— Exercise —
Which lines hold the word "برقم"? Show each of them.

— Provided material —
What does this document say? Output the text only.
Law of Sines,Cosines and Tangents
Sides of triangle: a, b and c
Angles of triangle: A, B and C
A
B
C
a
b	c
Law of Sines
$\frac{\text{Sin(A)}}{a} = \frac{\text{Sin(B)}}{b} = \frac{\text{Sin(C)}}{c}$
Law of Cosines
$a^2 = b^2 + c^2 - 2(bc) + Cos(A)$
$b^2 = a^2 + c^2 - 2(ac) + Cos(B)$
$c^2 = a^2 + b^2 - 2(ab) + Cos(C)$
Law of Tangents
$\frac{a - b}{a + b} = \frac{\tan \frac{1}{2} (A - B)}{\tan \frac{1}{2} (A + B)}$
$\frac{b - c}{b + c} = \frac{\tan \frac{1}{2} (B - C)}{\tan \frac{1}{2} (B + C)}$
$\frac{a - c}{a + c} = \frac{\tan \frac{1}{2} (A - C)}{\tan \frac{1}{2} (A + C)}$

--

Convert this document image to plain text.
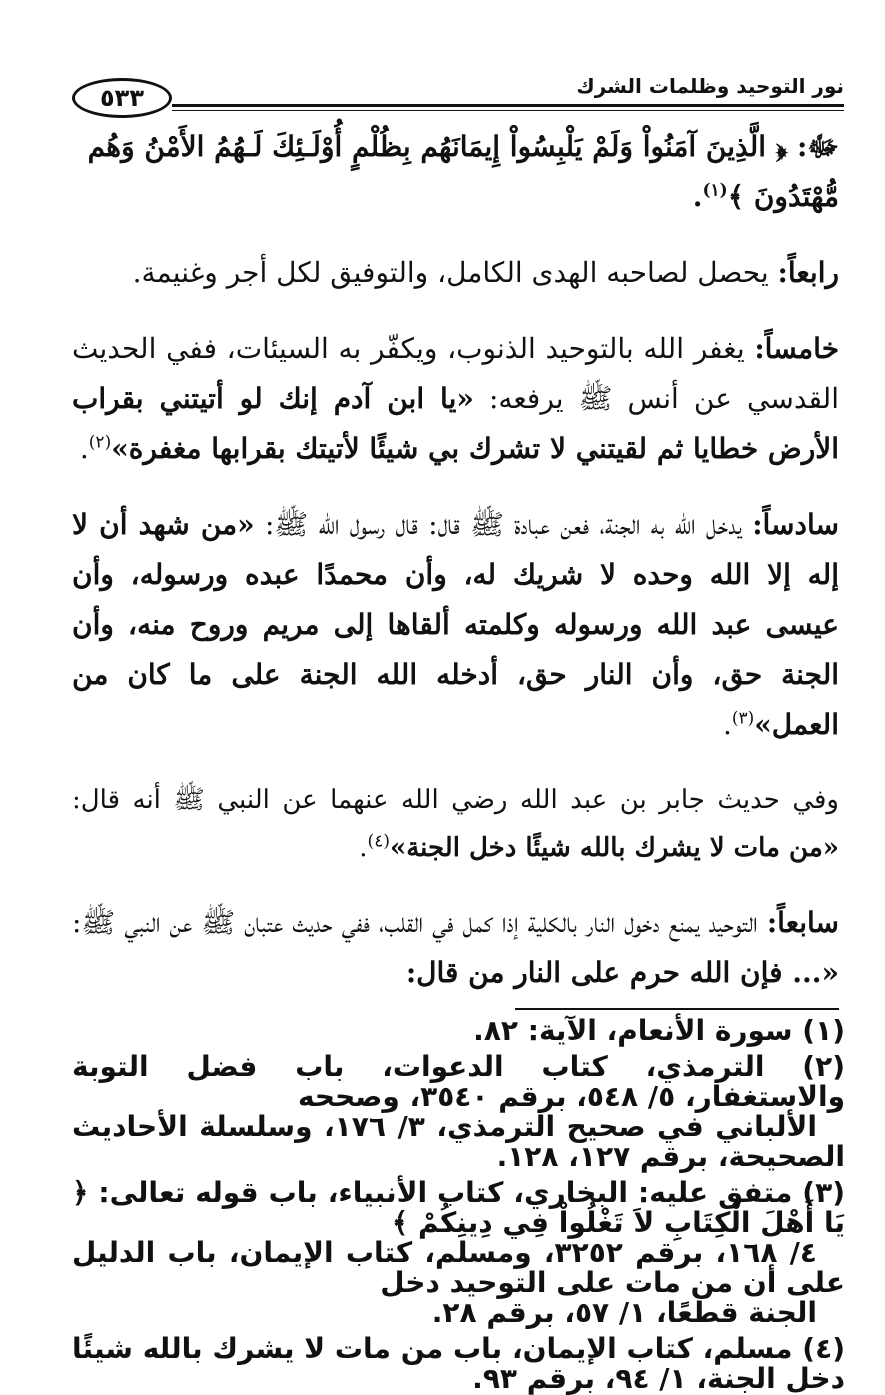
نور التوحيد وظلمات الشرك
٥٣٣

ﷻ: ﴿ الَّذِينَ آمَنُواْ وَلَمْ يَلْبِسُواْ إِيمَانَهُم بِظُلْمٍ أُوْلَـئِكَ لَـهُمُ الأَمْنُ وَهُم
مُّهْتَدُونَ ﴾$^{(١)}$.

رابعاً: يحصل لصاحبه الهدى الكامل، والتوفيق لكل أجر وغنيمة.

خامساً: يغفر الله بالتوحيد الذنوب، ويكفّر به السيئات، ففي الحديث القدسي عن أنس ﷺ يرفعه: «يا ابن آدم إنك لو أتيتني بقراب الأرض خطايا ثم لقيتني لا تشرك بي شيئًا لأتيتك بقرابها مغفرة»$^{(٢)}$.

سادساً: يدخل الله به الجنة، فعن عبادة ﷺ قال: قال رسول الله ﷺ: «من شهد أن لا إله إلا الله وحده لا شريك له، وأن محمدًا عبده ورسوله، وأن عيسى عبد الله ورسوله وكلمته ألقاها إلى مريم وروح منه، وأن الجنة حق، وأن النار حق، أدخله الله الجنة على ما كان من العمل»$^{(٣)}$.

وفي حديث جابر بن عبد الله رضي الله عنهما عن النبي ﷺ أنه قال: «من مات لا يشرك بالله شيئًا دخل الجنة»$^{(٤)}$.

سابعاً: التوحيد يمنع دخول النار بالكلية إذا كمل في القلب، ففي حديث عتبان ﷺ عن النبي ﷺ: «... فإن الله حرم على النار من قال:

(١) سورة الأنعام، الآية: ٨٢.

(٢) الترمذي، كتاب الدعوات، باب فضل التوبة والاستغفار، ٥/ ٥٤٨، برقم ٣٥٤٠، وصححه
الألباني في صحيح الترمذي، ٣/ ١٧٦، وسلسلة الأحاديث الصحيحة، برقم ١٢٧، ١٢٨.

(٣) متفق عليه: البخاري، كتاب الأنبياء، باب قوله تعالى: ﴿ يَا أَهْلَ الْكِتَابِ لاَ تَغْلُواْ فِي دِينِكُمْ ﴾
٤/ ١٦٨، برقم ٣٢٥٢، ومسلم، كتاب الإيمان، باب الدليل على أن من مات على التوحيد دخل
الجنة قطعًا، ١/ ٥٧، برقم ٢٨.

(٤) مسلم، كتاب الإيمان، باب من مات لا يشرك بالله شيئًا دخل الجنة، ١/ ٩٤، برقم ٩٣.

— Solved problem —
(٢) الترمذي، كتاب الدعوات، باب فضل التوبة والاستغفار، ٥/ ٥٤٨، برقم ٣٥٤٠، وصححه
الألباني في صحيح الترمذي، ٣/ ١٧٦، وسلسلة الأحاديث الصحيحة، برقم ١٢٧، ١٢٨.
٤/ ١٦٨، برقم ٣٢٥٢، ومسلم، كتاب الإيمان، باب الدليل على أن من مات على التوحيد دخل
الجنة قطعًا، ١/ ٥٧، برقم ٢٨.
(٤) مسلم، كتاب الإيمان، باب من مات لا يشرك بالله شيئًا دخل الجنة، ١/ ٩٤، برقم ٩٣.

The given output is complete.